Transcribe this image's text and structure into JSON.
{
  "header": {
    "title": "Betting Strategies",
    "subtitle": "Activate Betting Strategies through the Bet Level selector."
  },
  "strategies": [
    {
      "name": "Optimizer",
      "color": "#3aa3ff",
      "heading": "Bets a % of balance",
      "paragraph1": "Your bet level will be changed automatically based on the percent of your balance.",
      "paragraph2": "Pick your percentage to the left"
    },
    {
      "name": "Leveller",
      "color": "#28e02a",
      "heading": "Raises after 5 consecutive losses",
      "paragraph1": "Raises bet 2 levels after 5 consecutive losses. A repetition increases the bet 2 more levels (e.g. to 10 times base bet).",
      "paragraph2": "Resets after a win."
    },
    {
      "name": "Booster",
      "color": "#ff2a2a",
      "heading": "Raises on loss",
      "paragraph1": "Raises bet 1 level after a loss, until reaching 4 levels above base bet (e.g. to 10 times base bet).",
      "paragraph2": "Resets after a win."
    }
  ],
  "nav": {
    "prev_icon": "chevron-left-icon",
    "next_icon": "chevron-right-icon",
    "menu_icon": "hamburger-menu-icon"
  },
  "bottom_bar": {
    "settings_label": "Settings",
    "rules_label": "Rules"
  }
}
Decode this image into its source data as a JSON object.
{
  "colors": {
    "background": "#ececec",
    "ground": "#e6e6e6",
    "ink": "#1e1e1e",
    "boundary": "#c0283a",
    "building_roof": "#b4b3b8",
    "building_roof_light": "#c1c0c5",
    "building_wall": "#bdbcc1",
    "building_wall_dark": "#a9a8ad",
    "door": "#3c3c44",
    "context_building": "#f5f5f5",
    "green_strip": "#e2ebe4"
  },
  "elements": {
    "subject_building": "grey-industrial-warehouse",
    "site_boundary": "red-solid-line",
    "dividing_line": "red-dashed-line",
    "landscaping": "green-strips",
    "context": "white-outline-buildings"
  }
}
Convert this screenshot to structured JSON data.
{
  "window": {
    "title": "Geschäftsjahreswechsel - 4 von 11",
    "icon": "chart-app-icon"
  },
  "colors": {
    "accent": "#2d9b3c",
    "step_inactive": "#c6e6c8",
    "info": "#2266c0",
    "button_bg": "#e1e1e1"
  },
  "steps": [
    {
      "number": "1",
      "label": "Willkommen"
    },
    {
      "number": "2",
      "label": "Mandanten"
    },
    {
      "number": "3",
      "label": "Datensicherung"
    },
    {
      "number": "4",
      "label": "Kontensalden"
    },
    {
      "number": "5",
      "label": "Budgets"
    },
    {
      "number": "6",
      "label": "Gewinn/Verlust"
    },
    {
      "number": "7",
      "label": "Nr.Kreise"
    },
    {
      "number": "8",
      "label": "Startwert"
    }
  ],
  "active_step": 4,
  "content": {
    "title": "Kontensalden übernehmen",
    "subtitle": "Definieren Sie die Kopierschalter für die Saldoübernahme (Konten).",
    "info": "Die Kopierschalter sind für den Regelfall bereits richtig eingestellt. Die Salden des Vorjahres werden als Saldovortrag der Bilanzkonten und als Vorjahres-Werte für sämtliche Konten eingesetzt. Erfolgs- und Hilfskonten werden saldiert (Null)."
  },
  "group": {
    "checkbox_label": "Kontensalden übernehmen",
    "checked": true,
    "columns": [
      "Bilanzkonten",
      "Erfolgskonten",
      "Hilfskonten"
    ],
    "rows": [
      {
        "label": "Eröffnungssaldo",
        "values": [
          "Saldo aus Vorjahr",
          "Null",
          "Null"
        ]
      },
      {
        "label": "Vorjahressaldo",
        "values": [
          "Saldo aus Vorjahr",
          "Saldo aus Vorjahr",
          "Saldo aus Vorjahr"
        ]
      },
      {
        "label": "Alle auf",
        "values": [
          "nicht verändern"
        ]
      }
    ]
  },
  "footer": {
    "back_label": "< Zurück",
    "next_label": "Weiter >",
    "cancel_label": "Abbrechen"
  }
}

* **YOUR TASK**: Check each line above for the word "Bilanzkonten" and copy the ones that have it.

* **REPLY**:
    "info": "Die Kopierschalter sind für den Regelfall bereits richtig eingestellt. Die Salden des Vorjahres werden als Saldovortrag der Bilanzkonten und als Vorjahres-Werte für sämtliche Konten eingesetzt. Erfolgs- und Hilfskonten werden saldiert (Null)."
      "Bilanzkonten",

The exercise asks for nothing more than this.